- **ЗАДАНИЕ**:
Пожалуйста, отредактируйте часть отрывка о Шиллере, начиная со слов «Стремление охранить свою» и заканчивая словами «остается в Веймаре.»: замените «Шиллера» на «поэта» и приведите эту часть целиком.

- **ПРЕДЛОЖЕННЫЙ ОТРЫВОК**:
<<<<
Стремление охранить свою духовную независимость для Шиллера, как всегда, выше каких бы то ни было материальных расчетов и любых других соображений практического порядка.

«…Здесь, в Веймаре, я абсолютно свободен и, так сказать, дома…»

Он остается в Веймаре.

Но как относительна она, эта веймарская «свобода»! Шиллер имеет возможность убедиться в этом вскоре после своего возвращения из Берлина. Осенью в столицу герцогства ждут прибытия русской великой княжны Марии Павловны — дочери Павла I, — недавно обрученной с наследным принцем Веймарским Карлом Фридрихом. По случаю этого события, взволновавшего карликовое княжество, Шиллер должен написать поэтическое приветствие. Обычно эта тягостная обязанность выпадала на долю Гете. Но Гете все еще болен. Писать приходится Шиллеру…

12 ноября 1804 года на веймарской сцене поставлена небольшая пьеска Шиллера «Приветствия искусств». И тут остается поэт самим собой: вольнолюбием, который, как и юношеский его герой Веррина, не намерен «склонять колена перед смертным». В «Приветствиях искусств» нет ни льстивых восхвалений «звезды с востока», как иронически называет поэт в одном из писем новую веймарскую наследницу, ни прославления каких-либо иных влиятельных особ.

Автор строит свою пьеску как приветствие различных искусств: скульптуры, живописи, музыки, поэзии, — каждое из которых по-своему облагораживает человека. Искусство и труд — поэт-гуманист не устает прославлять эти два величайших созидательных начала жизни!

И все же Шиллер тяготится своей обязанностью, а «Приветствия искусств» сам называет «искусственным произведением».

Все его устремления отданы в эти месяцы, ставшие последними месяцами его жизни, новому грандиозному замыслу: трагедии из русской истории «Деметриус».
>>>>
Строки данных
<<<<
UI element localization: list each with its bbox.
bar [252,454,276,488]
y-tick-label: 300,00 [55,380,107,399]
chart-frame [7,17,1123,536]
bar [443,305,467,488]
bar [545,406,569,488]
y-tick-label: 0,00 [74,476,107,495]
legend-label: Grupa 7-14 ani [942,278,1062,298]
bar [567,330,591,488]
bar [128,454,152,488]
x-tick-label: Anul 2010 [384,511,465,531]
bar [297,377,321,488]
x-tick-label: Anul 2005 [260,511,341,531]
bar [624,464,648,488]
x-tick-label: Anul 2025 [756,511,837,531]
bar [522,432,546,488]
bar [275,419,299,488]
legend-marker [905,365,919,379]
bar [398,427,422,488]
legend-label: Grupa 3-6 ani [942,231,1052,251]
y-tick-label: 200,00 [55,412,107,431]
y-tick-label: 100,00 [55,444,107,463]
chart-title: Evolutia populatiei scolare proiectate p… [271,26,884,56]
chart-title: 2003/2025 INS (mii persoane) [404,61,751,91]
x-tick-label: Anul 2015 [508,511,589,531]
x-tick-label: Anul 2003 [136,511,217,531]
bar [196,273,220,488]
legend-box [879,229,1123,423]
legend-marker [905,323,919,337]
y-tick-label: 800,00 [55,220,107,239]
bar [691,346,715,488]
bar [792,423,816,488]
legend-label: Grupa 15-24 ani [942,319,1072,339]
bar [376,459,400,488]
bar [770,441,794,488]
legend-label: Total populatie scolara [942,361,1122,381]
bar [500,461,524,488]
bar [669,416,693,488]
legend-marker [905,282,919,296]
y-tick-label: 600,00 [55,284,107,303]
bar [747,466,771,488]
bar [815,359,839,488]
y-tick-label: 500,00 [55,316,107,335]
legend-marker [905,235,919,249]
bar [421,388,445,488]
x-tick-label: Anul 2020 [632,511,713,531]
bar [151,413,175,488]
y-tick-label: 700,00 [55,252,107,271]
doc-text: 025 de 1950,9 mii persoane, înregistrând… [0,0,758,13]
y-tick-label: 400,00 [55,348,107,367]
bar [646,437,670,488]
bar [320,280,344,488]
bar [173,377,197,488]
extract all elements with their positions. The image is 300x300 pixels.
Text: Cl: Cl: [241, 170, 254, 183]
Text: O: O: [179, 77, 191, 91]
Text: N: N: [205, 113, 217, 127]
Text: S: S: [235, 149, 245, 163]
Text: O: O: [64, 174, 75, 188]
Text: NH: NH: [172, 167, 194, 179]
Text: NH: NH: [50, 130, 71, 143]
>>>>
- **ОЖИДАЕМЫЙ РЕЗУЛЬТАТ**:
Стремление охранить свою духовную независимость для поэта, как всегда, выше каких бы то ни было материальных расчетов и любых других соображений практического порядка.

«…Здесь, в Веймаре, я абсолютно свободен и, так сказать, дома…»

Он остается в Веймаре.